Work to complete:
Every line of the material is to be repeated exactly as it stands.

Materials provided:
☆ ☆ ☆ ☆
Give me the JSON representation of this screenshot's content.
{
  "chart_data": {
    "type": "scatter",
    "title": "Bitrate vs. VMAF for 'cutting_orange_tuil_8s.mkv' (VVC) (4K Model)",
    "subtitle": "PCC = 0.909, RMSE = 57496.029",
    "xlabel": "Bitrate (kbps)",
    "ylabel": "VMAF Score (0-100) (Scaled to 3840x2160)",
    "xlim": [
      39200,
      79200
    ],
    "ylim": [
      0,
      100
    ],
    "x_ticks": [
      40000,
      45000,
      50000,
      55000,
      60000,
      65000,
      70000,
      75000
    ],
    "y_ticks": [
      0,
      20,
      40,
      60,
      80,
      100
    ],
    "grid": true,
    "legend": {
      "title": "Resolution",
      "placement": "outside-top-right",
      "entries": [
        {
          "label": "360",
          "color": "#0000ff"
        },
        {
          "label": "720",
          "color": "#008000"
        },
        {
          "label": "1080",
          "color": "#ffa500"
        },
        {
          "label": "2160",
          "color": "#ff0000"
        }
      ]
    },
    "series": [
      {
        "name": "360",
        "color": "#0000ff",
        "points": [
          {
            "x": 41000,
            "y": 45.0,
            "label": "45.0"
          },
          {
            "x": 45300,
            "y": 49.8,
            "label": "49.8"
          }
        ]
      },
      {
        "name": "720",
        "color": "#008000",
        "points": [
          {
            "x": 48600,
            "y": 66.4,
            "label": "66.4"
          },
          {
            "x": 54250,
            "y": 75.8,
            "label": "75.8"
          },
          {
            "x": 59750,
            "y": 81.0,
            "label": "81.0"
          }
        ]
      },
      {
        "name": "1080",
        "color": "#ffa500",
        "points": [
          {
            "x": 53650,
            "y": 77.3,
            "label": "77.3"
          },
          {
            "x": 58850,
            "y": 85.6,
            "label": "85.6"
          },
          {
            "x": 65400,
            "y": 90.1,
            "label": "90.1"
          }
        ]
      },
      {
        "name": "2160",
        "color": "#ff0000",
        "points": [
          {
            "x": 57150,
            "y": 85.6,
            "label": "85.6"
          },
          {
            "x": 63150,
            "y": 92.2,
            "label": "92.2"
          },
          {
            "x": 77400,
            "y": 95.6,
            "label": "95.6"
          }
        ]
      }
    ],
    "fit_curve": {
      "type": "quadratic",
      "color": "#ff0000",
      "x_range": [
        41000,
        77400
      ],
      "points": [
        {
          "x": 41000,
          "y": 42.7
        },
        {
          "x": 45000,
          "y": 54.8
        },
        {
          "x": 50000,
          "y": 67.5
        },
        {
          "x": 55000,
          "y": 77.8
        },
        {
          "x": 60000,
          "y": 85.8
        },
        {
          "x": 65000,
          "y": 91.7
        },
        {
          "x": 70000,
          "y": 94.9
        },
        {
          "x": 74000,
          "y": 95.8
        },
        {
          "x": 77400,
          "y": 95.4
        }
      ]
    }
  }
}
☆ ☆ ☆ ☆
Solution for this exercise:
Give me the JSON representation of this screenshot's content.
{
  "chart_data": {
    "type": "scatter",
    "title": "Bitrate vs. VMAF for 'cutting_orange_tuil_8s.mkv' (VVC) (4K Model)",
    "subtitle": "PCC = 0.909, RMSE = 57496.029",
    "xlabel": "Bitrate (kbps)",
    "ylabel": "VMAF Score (0-100) (Scaled to 3840x2160)",
    "xlim": [
      39200,
      79200
    ],
    "ylim": [
      0,
      100
    ],
    "x_ticks": [
      40000,
      45000,
      50000,
      55000,
      60000,
      65000,
      70000,
      75000
    ],
    "y_ticks": [
      0,
      20,
      40,
      60,
      80,
      100
    ],
    "grid": true,
    "legend": {
      "title": "Resolution",
      "placement": "outside-top-right",
      "entries": [
        {
          "label": "360",
          "color": "#0000ff"
        },
        {
          "label": "720",
          "color": "#008000"
        },
        {
          "label": "1080",
          "color": "#ffa500"
        },
        {
          "label": "2160",
          "color": "#ff0000"
        }
      ]
    },
    "series": [
      {
        "name": "360",
        "color": "#0000ff",
        "points": [
          {
            "x": 41000,
            "y": 45.0,
            "label": "45.0"
          },
          {
            "x": 45300,
            "y": 49.8,
            "label": "49.8"
          }
        ]
      },
      {
        "name": "720",
        "color": "#008000",
        "points": [
          {
            "x": 48600,
            "y": 66.4,
            "label": "66.4"
          },
          {
            "x": 54250,
            "y": 75.8,
            "label": "75.8"
          },
          {
            "x": 59750,
            "y": 81.0,
            "label": "81.0"
          }
        ]
      },
      {
        "name": "1080",
        "color": "#ffa500",
        "points": [
          {
            "x": 53650,
            "y": 77.3,
            "label": "77.3"
          },
          {
            "x": 58850,
            "y": 85.6,
            "label": "85.6"
          },
          {
            "x": 65400,
            "y": 90.1,
            "label": "90.1"
          }
        ]
      },
      {
        "name": "2160",
        "color": "#ff0000",
        "points": [
          {
            "x": 57150,
            "y": 85.6,
            "label": "85.6"
          },
          {
            "x": 63150,
            "y": 92.2,
            "label": "92.2"
          },
          {
            "x": 77400,
            "y": 95.6,
            "label": "95.6"
          }
        ]
      }
    ],
    "fit_curve": {
      "type": "quadratic",
      "color": "#ff0000",
      "x_range": [
        41000,
        77400
      ],
      "points": [
        {
          "x": 41000,
          "y": 42.7
        },
        {
          "x": 45000,
          "y": 54.8
        },
        {
          "x": 50000,
          "y": 67.5
        },
        {
          "x": 55000,
          "y": 77.8
        },
        {
          "x": 60000,
          "y": 85.8
        },
        {
          "x": 65000,
          "y": 91.7
        },
        {
          "x": 70000,
          "y": 94.9
        },
        {
          "x": 74000,
          "y": 95.8
        },
        {
          "x": 77400,
          "y": 95.4
        }
      ]
    }
  }
}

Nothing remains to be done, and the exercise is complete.